**YOUR GOAL:**
Rewrite the records below, putting "clickable" in place of each "interactable" and keeping every other character unchanged.
--- RECORDS TO USE ---
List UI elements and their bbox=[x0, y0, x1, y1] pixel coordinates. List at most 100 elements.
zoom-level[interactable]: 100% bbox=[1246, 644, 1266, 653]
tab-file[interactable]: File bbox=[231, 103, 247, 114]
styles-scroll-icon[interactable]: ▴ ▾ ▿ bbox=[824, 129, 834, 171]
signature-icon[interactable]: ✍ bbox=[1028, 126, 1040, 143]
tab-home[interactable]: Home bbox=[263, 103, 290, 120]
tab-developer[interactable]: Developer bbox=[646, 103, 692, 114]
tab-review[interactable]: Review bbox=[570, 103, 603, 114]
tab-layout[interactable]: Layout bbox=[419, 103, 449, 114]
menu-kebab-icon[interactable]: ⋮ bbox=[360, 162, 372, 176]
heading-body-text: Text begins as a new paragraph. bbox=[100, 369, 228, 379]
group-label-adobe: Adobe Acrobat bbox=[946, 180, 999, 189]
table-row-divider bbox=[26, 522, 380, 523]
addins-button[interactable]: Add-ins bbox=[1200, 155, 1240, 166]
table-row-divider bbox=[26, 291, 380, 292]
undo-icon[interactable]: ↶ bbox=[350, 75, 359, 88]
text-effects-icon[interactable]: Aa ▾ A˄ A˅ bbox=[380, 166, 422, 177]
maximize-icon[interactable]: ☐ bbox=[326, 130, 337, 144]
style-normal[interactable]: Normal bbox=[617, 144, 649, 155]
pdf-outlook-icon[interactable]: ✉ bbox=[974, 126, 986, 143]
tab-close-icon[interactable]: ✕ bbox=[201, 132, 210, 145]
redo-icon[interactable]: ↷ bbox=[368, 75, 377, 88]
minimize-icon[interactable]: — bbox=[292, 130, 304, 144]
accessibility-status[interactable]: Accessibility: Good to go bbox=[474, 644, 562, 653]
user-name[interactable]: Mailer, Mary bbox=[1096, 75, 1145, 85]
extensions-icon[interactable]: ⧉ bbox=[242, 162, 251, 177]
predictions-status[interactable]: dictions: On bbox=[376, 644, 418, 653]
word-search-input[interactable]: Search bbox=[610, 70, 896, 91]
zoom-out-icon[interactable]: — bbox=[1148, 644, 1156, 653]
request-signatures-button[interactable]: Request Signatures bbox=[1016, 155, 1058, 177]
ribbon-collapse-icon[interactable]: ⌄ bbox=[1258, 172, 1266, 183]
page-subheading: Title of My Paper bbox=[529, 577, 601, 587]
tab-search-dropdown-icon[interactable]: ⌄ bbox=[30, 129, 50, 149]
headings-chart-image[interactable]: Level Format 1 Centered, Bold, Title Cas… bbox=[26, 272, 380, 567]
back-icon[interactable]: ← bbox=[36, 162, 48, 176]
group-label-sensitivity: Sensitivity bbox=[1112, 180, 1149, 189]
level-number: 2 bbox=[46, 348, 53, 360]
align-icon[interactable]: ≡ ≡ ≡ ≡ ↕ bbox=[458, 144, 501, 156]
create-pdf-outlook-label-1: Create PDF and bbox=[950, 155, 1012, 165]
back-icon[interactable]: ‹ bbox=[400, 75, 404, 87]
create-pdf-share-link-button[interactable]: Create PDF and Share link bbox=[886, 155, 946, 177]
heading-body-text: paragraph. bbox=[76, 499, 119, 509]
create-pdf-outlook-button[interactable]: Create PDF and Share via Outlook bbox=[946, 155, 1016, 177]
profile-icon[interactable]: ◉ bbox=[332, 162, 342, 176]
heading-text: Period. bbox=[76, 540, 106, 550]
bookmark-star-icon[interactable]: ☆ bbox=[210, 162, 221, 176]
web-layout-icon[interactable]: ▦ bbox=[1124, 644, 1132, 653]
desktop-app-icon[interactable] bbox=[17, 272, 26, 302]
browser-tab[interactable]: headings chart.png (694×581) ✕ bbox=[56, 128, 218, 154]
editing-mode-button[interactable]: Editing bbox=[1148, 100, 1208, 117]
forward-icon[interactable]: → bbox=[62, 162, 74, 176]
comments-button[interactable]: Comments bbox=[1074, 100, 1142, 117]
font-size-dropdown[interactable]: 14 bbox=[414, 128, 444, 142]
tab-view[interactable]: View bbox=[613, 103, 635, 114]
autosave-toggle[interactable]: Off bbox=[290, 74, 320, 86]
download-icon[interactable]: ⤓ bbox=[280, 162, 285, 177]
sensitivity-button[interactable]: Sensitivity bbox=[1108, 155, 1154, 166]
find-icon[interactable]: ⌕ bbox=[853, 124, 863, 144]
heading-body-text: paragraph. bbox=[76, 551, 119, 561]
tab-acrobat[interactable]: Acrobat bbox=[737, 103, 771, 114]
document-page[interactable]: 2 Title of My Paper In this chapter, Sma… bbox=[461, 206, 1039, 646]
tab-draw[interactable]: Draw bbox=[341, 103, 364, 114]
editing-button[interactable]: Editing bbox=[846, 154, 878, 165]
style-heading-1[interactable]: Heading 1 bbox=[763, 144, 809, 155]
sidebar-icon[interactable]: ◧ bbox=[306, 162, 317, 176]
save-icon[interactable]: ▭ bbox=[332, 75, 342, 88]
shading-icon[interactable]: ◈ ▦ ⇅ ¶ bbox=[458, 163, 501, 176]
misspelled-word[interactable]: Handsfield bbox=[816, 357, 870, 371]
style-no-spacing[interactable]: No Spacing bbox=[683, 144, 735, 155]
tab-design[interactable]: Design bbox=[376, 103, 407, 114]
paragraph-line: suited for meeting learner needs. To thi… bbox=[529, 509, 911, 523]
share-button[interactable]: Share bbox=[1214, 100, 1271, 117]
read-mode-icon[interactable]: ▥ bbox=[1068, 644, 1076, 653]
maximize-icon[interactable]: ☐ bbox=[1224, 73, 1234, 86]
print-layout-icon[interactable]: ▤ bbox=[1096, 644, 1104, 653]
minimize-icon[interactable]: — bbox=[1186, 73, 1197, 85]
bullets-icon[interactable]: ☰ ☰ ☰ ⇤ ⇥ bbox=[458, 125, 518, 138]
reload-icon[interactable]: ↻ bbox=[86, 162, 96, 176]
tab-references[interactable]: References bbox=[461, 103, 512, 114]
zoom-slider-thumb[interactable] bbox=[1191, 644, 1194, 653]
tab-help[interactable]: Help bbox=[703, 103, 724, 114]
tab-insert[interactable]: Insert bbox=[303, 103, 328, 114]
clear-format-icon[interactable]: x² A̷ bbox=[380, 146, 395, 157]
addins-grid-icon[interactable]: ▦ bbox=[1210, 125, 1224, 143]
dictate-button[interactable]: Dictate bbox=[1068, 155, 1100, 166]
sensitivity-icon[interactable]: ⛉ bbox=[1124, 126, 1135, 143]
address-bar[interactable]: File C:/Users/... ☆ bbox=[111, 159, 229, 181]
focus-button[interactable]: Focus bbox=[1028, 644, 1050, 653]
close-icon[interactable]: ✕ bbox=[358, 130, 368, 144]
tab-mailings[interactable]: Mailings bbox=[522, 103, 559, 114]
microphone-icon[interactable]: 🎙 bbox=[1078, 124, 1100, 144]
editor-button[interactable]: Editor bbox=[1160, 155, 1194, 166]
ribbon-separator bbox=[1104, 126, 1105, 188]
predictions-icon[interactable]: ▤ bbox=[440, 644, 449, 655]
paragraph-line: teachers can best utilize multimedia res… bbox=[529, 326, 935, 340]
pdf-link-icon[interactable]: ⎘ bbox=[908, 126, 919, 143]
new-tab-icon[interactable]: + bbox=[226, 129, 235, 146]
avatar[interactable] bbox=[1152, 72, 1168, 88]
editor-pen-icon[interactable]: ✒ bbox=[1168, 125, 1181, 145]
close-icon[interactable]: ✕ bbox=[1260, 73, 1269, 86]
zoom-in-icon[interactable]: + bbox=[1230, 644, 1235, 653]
---
**RESPONSE FOR THIS EXERCISE:**
List UI elements and their bbox=[x0, y0, x1, y1] pixel coordinates. List at most 100 elements.
zoom-level[clickable]: 100% bbox=[1246, 644, 1266, 653]
tab-file[clickable]: File bbox=[231, 103, 247, 114]
styles-scroll-icon[clickable]: ▴ ▾ ▿ bbox=[824, 129, 834, 171]
signature-icon[clickable]: ✍ bbox=[1028, 126, 1040, 143]
tab-home[clickable]: Home bbox=[263, 103, 290, 120]
tab-developer[clickable]: Developer bbox=[646, 103, 692, 114]
tab-review[clickable]: Review bbox=[570, 103, 603, 114]
tab-layout[clickable]: Layout bbox=[419, 103, 449, 114]
menu-kebab-icon[clickable]: ⋮ bbox=[360, 162, 372, 176]
heading-body-text: Text begins as a new paragraph. bbox=[100, 369, 228, 379]
group-label-adobe: Adobe Acrobat bbox=[946, 180, 999, 189]
table-row-divider bbox=[26, 522, 380, 523]
addins-button[clickable]: Add-ins bbox=[1200, 155, 1240, 166]
table-row-divider bbox=[26, 291, 380, 292]
undo-icon[clickable]: ↶ bbox=[350, 75, 359, 88]
text-effects-icon[clickable]: Aa ▾ A˄ A˅ bbox=[380, 166, 422, 177]
maximize-icon[clickable]: ☐ bbox=[326, 130, 337, 144]
style-normal[clickable]: Normal bbox=[617, 144, 649, 155]
pdf-outlook-icon[clickable]: ✉ bbox=[974, 126, 986, 143]
tab-close-icon[clickable]: ✕ bbox=[201, 132, 210, 145]
redo-icon[clickable]: ↷ bbox=[368, 75, 377, 88]
minimize-icon[clickable]: — bbox=[292, 130, 304, 144]
accessibility-status[clickable]: Accessibility: Good to go bbox=[474, 644, 562, 653]
user-name[clickable]: Mailer, Mary bbox=[1096, 75, 1145, 85]
extensions-icon[clickable]: ⧉ bbox=[242, 162, 251, 177]
predictions-status[clickable]: dictions: On bbox=[376, 644, 418, 653]
word-search-input[clickable]: Search bbox=[610, 70, 896, 91]
zoom-out-icon[clickable]: — bbox=[1148, 644, 1156, 653]
request-signatures-button[clickable]: Request Signatures bbox=[1016, 155, 1058, 177]
ribbon-collapse-icon[clickable]: ⌄ bbox=[1258, 172, 1266, 183]
page-subheading: Title of My Paper bbox=[529, 577, 601, 587]
tab-search-dropdown-icon[clickable]: ⌄ bbox=[30, 129, 50, 149]
headings-chart-image[clickable]: Level Format 1 Centered, Bold, Title Cas… bbox=[26, 272, 380, 567]
back-icon[clickable]: ← bbox=[36, 162, 48, 176]
group-label-sensitivity: Sensitivity bbox=[1112, 180, 1149, 189]
level-number: 2 bbox=[46, 348, 53, 360]
align-icon[clickable]: ≡ ≡ ≡ ≡ ↕ bbox=[458, 144, 501, 156]
create-pdf-outlook-label-1: Create PDF and bbox=[950, 155, 1012, 165]
back-icon[clickable]: ‹ bbox=[400, 75, 404, 87]
create-pdf-share-link-button[clickable]: Create PDF and Share link bbox=[886, 155, 946, 177]
heading-body-text: paragraph. bbox=[76, 499, 119, 509]
create-pdf-outlook-button[clickable]: Create PDF and Share via Outlook bbox=[946, 155, 1016, 177]
profile-icon[clickable]: ◉ bbox=[332, 162, 342, 176]
heading-text: Period. bbox=[76, 540, 106, 550]
bookmark-star-icon[clickable]: ☆ bbox=[210, 162, 221, 176]
web-layout-icon[clickable]: ▦ bbox=[1124, 644, 1132, 653]
desktop-app-icon[clickable] bbox=[17, 272, 26, 302]
browser-tab[clickable]: headings chart.png (694×581) ✕ bbox=[56, 128, 218, 154]
editing-mode-button[clickable]: Editing bbox=[1148, 100, 1208, 117]
forward-icon[clickable]: → bbox=[62, 162, 74, 176]
comments-button[clickable]: Comments bbox=[1074, 100, 1142, 117]
font-size-dropdown[clickable]: 14 bbox=[414, 128, 444, 142]
tab-view[clickable]: View bbox=[613, 103, 635, 114]
autosave-toggle[clickable]: Off bbox=[290, 74, 320, 86]
download-icon[clickable]: ⤓ bbox=[280, 162, 285, 177]
sensitivity-button[clickable]: Sensitivity bbox=[1108, 155, 1154, 166]
find-icon[clickable]: ⌕ bbox=[853, 124, 863, 144]
heading-body-text: paragraph. bbox=[76, 551, 119, 561]
tab-acrobat[clickable]: Acrobat bbox=[737, 103, 771, 114]
document-page[clickable]: 2 Title of My Paper In this chapter, Sma… bbox=[461, 206, 1039, 646]
tab-draw[clickable]: Draw bbox=[341, 103, 364, 114]
editing-button[clickable]: Editing bbox=[846, 154, 878, 165]
style-heading-1[clickable]: Heading 1 bbox=[763, 144, 809, 155]
sidebar-icon[clickable]: ◧ bbox=[306, 162, 317, 176]
save-icon[clickable]: ▭ bbox=[332, 75, 342, 88]
shading-icon[clickable]: ◈ ▦ ⇅ ¶ bbox=[458, 163, 501, 176]
misspelled-word[clickable]: Handsfield bbox=[816, 357, 870, 371]
style-no-spacing[clickable]: No Spacing bbox=[683, 144, 735, 155]
tab-design[clickable]: Design bbox=[376, 103, 407, 114]
paragraph-line: suited for meeting learner needs. To thi… bbox=[529, 509, 911, 523]
share-button[clickable]: Share bbox=[1214, 100, 1271, 117]
read-mode-icon[clickable]: ▥ bbox=[1068, 644, 1076, 653]
maximize-icon[clickable]: ☐ bbox=[1224, 73, 1234, 86]
print-layout-icon[clickable]: ▤ bbox=[1096, 644, 1104, 653]
minimize-icon[clickable]: — bbox=[1186, 73, 1197, 85]
bullets-icon[clickable]: ☰ ☰ ☰ ⇤ ⇥ bbox=[458, 125, 518, 138]
reload-icon[clickable]: ↻ bbox=[86, 162, 96, 176]
tab-references[clickable]: References bbox=[461, 103, 512, 114]
zoom-slider-thumb[clickable] bbox=[1191, 644, 1194, 653]
tab-help[clickable]: Help bbox=[703, 103, 724, 114]
tab-insert[clickable]: Insert bbox=[303, 103, 328, 114]
clear-format-icon[clickable]: x² A̷ bbox=[380, 146, 395, 157]
addins-grid-icon[clickable]: ▦ bbox=[1210, 125, 1224, 143]
dictate-button[clickable]: Dictate bbox=[1068, 155, 1100, 166]
sensitivity-icon[clickable]: ⛉ bbox=[1124, 126, 1135, 143]
address-bar[clickable]: File C:/Users/... ☆ bbox=[111, 159, 229, 181]
focus-button[clickable]: Focus bbox=[1028, 644, 1050, 653]
close-icon[clickable]: ✕ bbox=[358, 130, 368, 144]
tab-mailings[clickable]: Mailings bbox=[522, 103, 559, 114]
microphone-icon[clickable]: 🎙 bbox=[1078, 124, 1100, 144]
editor-button[clickable]: Editor bbox=[1160, 155, 1194, 166]
ribbon-separator bbox=[1104, 126, 1105, 188]
predictions-icon[clickable]: ▤ bbox=[440, 644, 449, 655]
paragraph-line: teachers can best utilize multimedia res… bbox=[529, 326, 935, 340]
pdf-link-icon[clickable]: ⎘ bbox=[908, 126, 919, 143]
new-tab-icon[clickable]: + bbox=[226, 129, 235, 146]
avatar[clickable] bbox=[1152, 72, 1168, 88]
editor-pen-icon[clickable]: ✒ bbox=[1168, 125, 1181, 145]
close-icon[clickable]: ✕ bbox=[1260, 73, 1269, 86]
zoom-in-icon[clickable]: + bbox=[1230, 644, 1235, 653]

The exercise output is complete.